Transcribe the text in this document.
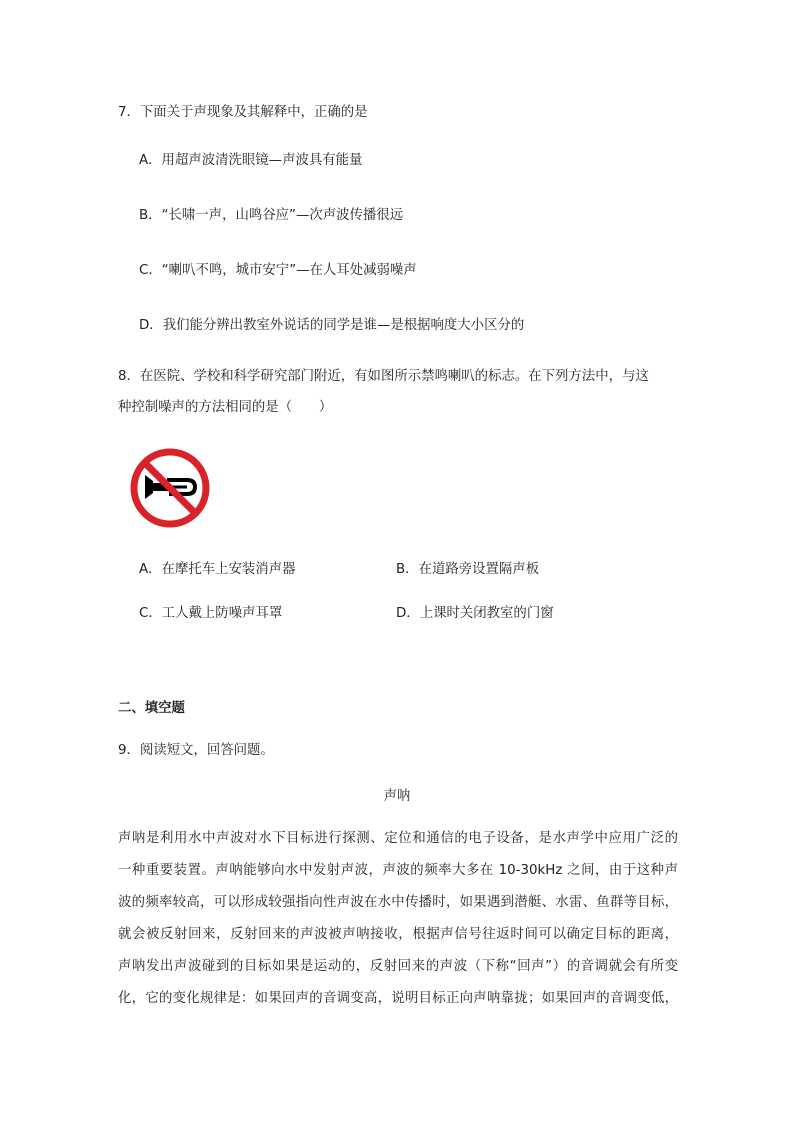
7．下面关于声现象及其解释中，正确的是
A．用超声波清洗眼镜—声波具有能量
B．“长啸一声，山鸣谷应”—次声波传播很远
C．“喇叭不鸣，城市安宁”—在人耳处减弱噪声
D．我们能分辨出教室外说话的同学是谁—是根据响度大小区分的
8．在医院、学校和科学研究部门附近，有如图所示禁鸣喇叭的标志。在下列方法中，与这
种控制噪声的方法相同的是（　　）
A．在摩托车上安装消声器	B．在道路旁设置隔声板
C．工人戴上防噪声耳罩	D．上课时关闭教室的门窗
二、填空题
9．阅读短文，回答问题。
声呐
声呐是利用水中声波对水下目标进行探测、定位和通信的电子设备，是水声学中应用广泛的
一种重要装置。声呐能够向水中发射声波，声波的频率大多在 10-30kHz 之间，由于这种声
波的频率较高，可以形成较强指向性声波在水中传播时，如果遇到潜艇、水雷、鱼群等目标，
就会被反射回来，反射回来的声波被声呐接收，根据声信号往返时间可以确定目标的距离，
声呐发出声波碰到的目标如果是运动的，反射回来的声波（下称“回声”）的音调就会有所变
化，它的变化规律是：如果回声的音调变高，说明目标正向声呐靠拢；如果回声的音调变低，
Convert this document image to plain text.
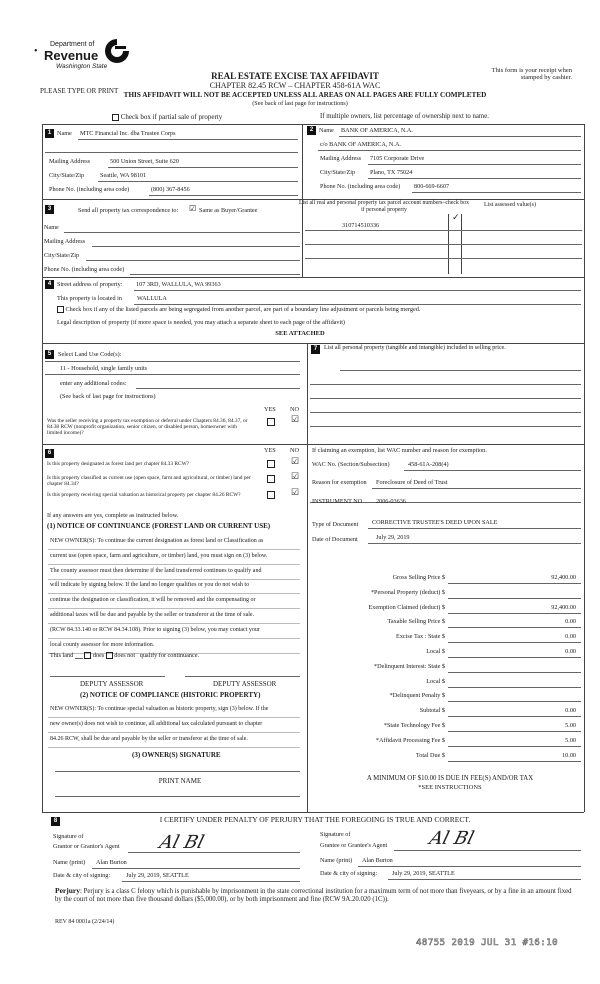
•
Department of
Revenue
Washington State
PLEASE TYPE OR PRINT
REAL ESTATE EXCISE TAX AFFIDAVIT
CHAPTER 82.45 RCW – CHAPTER 458-61A WAC
THIS AFFIDAVIT WILL NOT BE ACCEPTED UNLESS ALL AREAS ON ALL PAGES ARE FULLY COMPLETED
(See back of last page for instructions)
This form is your receipt when stamped by cashier.
Check box if partial sale of property	If multiple owners, list percentage of ownership next to name.
1 Name MTC Financial Inc. dba Trustee Corps
Mailing Address	500 Union Street, Suite 620
City/State/Zip	Seattle, WA 98101
Phone No. (including area code)	(800) 367-8456
2 Name BANK OF AMERICA, N.A.
c/o BANK OF AMERICA, N.A.
Mailing Address 7105 Corporate Drive
City/State/Zip Plano, TX 75024
Phone No. (including area code) 800-669-6607
3	Send all property tax correspondence to: ☑ Same as Buyer/Grantee
List all real and personal property tax parcel account numbers–check box if personal property
List assessed value(s)
310714510336
✓
Name
Mailing Address
City/State/Zip
Phone No. (including area code)
4 Street address of property: 107 3RD, WALLULA, WA 99363
This property is located in WALLULA
Check box if any of the listed parcels are being segregated from another parcel, are part of a boundary line adjustment or parcels being merged.
Legal description of property (if more space is needed, you may attach a separate sheet to each page of the affidavit)
SEE ATTACHED
5	Select Land Use Code(s):
11 - Household, single family units
enter any additional codes:
(See back of last page for instructions)
YES NO
Was the seller receiving a property tax exemption or deferral under Chapters 84.36, 84.37, or 84.38 RCW (nonprofit organization, senior citizen, or disabled person, homeowner with limited income)?
☑
7	List all personal property (tangible and intangible) included in selling price.
6	YES NO
Is this property designated as forest land per chapter 84.33 RCW?	☑
Is this property classified as current use (open space, farm and agricultural, or timber) land per chapter 84.34?
☑
Is this property receiving special valuation as historical property per chapter 84.26 RCW?	☑
If any answers are yes, complete as instructed below.
(1) NOTICE OF CONTINUANCE (FOREST LAND OR CURRENT USE)
NEW OWNER(S): To continue the current designation as forest land or Classification as
current use (open space, farm and agriculture, or timber) land, you must sign on (3) below.
The county assessor must then determine if the land transferred continues to qualify and
will indicate by signing below. If the land no longer qualifies or you do not wish to
continue the designation or classification, it will be removed and the compensating or
additional taxes will be due and payable by the seller or transferor at the time of sale.
(RCW 84.33.140 or RCW 84.34.108). Prior to signing (3) below, you may contact your
local county assessor for more information.
This land	does does not qualify for continuance.
DEPUTY ASSESSOR	DEPUTY ASSESSOR
(2) NOTICE OF COMPLIANCE (HISTORIC PROPERTY)
NEW OWNER(S): To continue special valuation as historic property, sign (3) below. If the
new owner(s) does not wish to continue, all additional tax calculated pursuant to chapter
84.26 RCW, shall be due and payable by the seller or transferor at the time of sale.
(3) OWNER(S) SIGNATURE
PRINT NAME
If claiming an exemption, list WAC number and reason for exemption.
WAC No. (Section/Subsection)	458-61A-208(4)
Reason for exemption Foreclosure of Deed of Trust
INSTRUMENT NO 2006-03636
Type of Document CORRECTIVE TRUSTEE'S DEED UPON SALE
Date of Document	July 29, 2019
Gross Selling Price $	92,400.00
*Personal Property (deduct) $
Exemption Claimed (deduct) $	92,400.00
Taxable Selling Price $	0.00
Excise Tax : State $	0.00
Local $	0.00
*Delinquent Interest: State $
Local $
*Delinquent Penalty $
Subtotal $	0.00
*State Technology Fee $	5.00
*Affidavit Processing Fee $	5.00
Total Due $	10.00
A MINIMUM OF $10.00 IS DUE IN FEE(S) AND/OR TAX
*SEE INSTRUCTIONS
8	I CERTIFY UNDER PENALTY OF PERJURY THAT THE FOREGOING IS TRUE AND CORRECT.
Signature of
Grantor or Grantor's Agent Al Bl
Name (print) Alan Burton
Date & city of signing:	July 29, 2019, SEATTLE
Signature of
Grantee or Grantee's Agent Al Bl
Name (print) Alan Burton
Date & city of signing: July 29, 2019, SEATTLE
Perjury: Perjury is a class C felony which is punishable by imprisonment in the state correctional institution for a maximum term of not more than fiveyears, or by a fine in an amount fixed by the court of not more than five thousand dollars ($5,000.00), or by both imprisonment and fine (RCW 9A.20.020 (1C)).
REV 84 0001a (2/24/14)
48755 2019 JUL 31 #16:10
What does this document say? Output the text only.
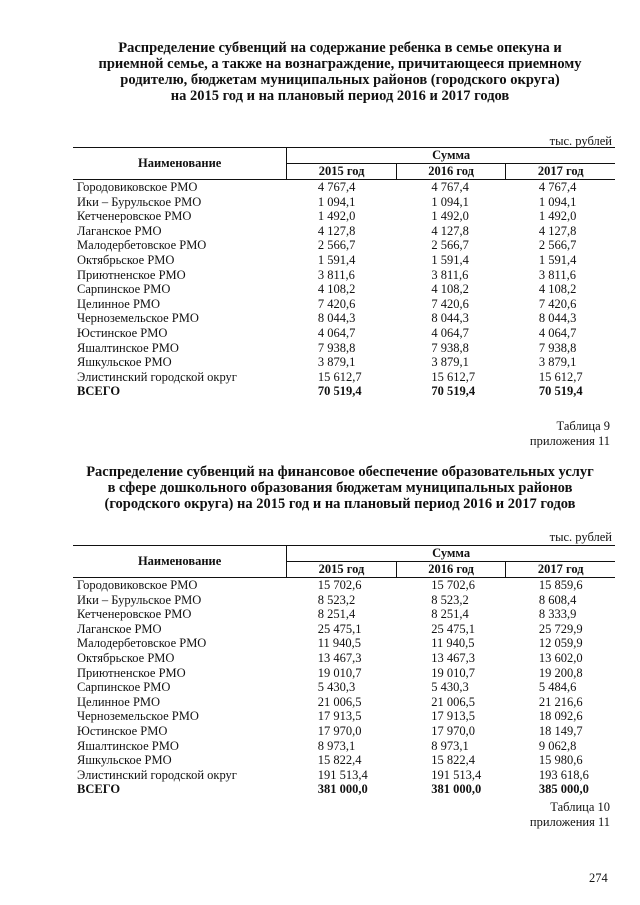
Распределение субвенций на содержание ребенка в семье опекуна и
приемной семье, а также на вознаграждение, причитающееся приемному
родителю, бюджетам муниципальных районов (городского округа)
на 2015 год и на плановый период 2016 и 2017 годов
тыс. рублей
Наименование	Сумма		
	2015 год	2016 год	2017 год
Городовиковское РМО	4 767,4	4 767,4	4 767,4
Ики – Бурульское РМО	1 094,1	1 094,1	1 094,1
Кетченеровское РМО	1 492,0	1 492,0	1 492,0
Лаганское РМО	4 127,8	4 127,8	4 127,8
Малодербетовское РМО	2 566,7	2 566,7	2 566,7
Октябрьское РМО	1 591,4	1 591,4	1 591,4
Приютненское РМО	3 811,6	3 811,6	3 811,6
Сарпинское РМО	4 108,2	4 108,2	4 108,2
Целинное РМО	7 420,6	7 420,6	7 420,6
Черноземельское РМО	8 044,3	8 044,3	8 044,3
Юстинское РМО	4 064,7	4 064,7	4 064,7
Яшалтинское РМО	7 938,8	7 938,8	7 938,8
Яшкульское РМО	3 879,1	3 879,1	3 879,1
Элистинский городской округ	15 612,7	15 612,7	15 612,7
ВСЕГО	70 519,4	70 519,4	70 519,4
Таблица 9
приложения 11
Распределение субвенций на финансовое обеспечение образовательных услуг
в сфере дошкольного образования бюджетам муниципальных районов
(городского округа) на 2015 год и на плановый период 2016 и 2017 годов
тыс. рублей
Наименование	Сумма		
	2015 год	2016 год	2017 год
Городовиковское РМО	15 702,6	15 702,6	15 859,6
Ики – Бурульское РМО	8 523,2	8 523,2	8 608,4
Кетченеровское РМО	8 251,4	8 251,4	8 333,9
Лаганское РМО	25 475,1	25 475,1	25 729,9
Малодербетовское РМО	11 940,5	11 940,5	12 059,9
Октябрьское РМО	13 467,3	13 467,3	13 602,0
Приютненское РМО	19 010,7	19 010,7	19 200,8
Сарпинское РМО	5 430,3	5 430,3	5 484,6
Целинное РМО	21 006,5	21 006,5	21 216,6
Черноземельское РМО	17 913,5	17 913,5	18 092,6
Юстинское РМО	17 970,0	17 970,0	18 149,7
Яшалтинское РМО	8 973,1	8 973,1	9 062,8
Яшкульское РМО	15 822,4	15 822,4	15 980,6
Элистинский городской округ	191 513,4	191 513,4	193 618,6
ВСЕГО	381 000,0	381 000,0	385 000,0
Таблица 10
приложения 11
274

- PROBLEM REQUIREMENTS
Return all lines with the word "Октябрьское" in them.

- TASK RESPONSE
Октябрьское РМО	1 591,4	1 591,4	1 591,4
Октябрьское РМО	13 467,3	13 467,3	13 602,0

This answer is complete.